Exercise description — Report how many lines hold the word "structured"; answer with the number alone.
* BEGIN *
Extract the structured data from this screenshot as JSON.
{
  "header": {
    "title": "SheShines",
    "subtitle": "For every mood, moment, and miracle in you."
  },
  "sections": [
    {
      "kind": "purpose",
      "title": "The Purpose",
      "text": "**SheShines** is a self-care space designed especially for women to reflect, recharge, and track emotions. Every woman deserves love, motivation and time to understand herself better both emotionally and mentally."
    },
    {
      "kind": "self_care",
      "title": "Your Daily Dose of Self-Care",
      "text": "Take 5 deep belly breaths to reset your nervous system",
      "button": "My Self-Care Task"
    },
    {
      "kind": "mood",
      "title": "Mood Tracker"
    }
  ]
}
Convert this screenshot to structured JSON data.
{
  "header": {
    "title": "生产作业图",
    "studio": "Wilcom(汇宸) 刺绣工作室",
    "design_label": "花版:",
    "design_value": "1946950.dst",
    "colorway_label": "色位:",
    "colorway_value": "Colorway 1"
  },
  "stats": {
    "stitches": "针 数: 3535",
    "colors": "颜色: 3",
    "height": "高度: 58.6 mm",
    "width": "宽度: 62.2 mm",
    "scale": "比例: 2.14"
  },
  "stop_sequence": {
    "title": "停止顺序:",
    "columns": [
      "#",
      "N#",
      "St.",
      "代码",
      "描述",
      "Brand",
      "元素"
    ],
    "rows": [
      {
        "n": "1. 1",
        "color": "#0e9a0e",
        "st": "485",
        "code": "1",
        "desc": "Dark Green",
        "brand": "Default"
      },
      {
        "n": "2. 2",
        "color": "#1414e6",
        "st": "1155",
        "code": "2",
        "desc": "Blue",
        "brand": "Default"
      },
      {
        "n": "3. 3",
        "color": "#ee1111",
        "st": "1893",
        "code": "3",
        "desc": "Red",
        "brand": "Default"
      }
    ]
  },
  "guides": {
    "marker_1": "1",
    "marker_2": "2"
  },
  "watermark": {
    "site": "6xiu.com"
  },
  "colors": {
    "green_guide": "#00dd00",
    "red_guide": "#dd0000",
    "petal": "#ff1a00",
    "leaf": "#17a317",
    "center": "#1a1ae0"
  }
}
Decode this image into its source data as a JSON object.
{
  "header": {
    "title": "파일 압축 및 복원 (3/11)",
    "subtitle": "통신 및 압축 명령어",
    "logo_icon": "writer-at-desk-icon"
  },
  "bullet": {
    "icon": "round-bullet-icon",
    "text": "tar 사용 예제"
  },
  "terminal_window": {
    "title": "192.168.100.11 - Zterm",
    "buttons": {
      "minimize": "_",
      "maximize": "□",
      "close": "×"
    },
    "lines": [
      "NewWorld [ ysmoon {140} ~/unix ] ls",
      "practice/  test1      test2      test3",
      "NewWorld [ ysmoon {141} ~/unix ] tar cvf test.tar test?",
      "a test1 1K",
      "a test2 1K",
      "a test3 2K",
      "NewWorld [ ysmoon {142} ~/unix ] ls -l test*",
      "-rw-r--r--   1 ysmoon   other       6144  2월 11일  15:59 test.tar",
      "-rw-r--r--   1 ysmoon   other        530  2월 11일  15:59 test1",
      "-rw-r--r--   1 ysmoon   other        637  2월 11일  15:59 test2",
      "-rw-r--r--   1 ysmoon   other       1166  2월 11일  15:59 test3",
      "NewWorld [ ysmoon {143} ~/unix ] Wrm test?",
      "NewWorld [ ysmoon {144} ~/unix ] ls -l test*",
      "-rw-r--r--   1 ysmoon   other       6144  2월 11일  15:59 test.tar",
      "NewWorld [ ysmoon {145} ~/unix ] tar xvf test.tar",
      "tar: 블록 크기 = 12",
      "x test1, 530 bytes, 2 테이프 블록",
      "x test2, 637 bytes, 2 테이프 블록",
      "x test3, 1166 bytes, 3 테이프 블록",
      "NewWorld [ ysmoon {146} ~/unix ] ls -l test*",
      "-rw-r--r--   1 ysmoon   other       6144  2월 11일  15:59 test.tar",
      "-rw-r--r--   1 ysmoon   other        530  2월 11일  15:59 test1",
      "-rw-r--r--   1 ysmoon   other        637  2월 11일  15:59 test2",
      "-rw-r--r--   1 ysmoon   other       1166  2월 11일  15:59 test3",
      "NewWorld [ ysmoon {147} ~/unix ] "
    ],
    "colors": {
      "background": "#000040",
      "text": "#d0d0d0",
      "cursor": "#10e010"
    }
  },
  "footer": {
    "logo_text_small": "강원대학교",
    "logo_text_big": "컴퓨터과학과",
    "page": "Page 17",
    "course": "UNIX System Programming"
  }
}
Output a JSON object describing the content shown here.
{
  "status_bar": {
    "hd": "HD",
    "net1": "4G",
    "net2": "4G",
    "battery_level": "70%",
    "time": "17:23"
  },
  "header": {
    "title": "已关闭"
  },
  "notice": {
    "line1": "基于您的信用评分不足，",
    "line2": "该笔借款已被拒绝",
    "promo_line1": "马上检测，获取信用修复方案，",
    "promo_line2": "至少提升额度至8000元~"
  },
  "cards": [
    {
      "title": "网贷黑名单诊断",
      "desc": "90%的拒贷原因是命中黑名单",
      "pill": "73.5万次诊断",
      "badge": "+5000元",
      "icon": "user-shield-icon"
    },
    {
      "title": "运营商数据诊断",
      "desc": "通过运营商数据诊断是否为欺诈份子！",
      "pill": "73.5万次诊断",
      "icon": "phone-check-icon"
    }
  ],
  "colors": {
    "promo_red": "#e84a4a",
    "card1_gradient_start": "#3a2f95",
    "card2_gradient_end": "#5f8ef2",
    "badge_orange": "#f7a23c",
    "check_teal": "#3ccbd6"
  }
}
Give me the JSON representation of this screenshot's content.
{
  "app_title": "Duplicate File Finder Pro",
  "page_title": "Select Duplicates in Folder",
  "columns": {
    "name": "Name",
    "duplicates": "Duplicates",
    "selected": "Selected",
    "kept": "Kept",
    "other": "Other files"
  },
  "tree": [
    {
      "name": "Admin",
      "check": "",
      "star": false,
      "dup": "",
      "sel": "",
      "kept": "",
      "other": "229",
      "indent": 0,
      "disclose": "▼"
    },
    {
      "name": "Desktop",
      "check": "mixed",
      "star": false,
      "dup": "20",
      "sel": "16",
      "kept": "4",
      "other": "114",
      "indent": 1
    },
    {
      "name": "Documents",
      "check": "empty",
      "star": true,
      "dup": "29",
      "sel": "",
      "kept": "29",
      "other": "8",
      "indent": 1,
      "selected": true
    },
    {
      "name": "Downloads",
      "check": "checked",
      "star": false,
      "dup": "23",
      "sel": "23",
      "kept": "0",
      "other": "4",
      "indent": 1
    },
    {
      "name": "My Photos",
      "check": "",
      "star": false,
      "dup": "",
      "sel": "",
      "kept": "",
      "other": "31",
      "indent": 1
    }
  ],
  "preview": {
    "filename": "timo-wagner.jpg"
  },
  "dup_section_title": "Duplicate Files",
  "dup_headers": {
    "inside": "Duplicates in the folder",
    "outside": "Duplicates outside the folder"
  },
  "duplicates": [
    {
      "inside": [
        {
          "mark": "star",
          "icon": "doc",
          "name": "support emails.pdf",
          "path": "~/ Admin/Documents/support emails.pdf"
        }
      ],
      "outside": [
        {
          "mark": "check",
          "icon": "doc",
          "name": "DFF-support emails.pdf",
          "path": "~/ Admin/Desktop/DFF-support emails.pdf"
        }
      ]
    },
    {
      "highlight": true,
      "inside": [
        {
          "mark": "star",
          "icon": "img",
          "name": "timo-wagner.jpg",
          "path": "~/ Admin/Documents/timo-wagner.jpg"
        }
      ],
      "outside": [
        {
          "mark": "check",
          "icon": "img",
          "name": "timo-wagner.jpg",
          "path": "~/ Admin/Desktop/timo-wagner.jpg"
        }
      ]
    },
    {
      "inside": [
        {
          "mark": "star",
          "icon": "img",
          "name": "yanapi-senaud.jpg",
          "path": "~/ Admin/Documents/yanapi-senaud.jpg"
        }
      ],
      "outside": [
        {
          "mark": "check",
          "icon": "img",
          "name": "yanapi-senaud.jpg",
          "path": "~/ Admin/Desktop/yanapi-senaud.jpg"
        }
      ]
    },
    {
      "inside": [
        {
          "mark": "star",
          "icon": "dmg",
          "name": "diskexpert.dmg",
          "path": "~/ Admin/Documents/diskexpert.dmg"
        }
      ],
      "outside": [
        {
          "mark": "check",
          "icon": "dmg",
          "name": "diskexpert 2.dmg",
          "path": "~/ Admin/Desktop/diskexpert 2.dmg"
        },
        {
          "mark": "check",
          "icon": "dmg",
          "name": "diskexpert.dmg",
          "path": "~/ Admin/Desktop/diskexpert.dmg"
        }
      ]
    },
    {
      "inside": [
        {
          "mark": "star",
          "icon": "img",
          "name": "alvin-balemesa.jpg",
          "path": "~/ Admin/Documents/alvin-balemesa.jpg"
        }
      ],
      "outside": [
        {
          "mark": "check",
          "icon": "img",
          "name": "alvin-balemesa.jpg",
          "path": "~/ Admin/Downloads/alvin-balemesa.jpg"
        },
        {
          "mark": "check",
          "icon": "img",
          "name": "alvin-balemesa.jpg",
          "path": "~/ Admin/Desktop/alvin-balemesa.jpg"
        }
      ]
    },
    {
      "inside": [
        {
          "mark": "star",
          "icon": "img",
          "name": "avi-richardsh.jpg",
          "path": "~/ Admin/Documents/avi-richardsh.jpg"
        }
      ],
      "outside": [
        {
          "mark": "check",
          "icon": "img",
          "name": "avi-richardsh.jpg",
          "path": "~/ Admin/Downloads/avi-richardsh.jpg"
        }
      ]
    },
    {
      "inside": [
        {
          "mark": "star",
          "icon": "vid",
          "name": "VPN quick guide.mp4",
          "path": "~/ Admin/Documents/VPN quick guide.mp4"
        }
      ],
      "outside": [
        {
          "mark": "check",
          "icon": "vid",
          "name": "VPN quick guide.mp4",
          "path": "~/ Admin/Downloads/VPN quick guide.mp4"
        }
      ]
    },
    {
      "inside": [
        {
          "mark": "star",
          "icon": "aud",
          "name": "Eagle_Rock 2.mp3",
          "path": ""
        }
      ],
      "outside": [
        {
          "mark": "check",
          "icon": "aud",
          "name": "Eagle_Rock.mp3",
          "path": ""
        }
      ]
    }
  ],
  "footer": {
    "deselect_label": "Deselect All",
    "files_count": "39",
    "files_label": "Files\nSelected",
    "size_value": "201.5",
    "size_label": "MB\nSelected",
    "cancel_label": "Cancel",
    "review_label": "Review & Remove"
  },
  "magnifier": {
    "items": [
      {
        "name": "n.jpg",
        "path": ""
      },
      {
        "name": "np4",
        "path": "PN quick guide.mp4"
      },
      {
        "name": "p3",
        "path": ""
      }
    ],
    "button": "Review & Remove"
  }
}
* END *
Task output — 2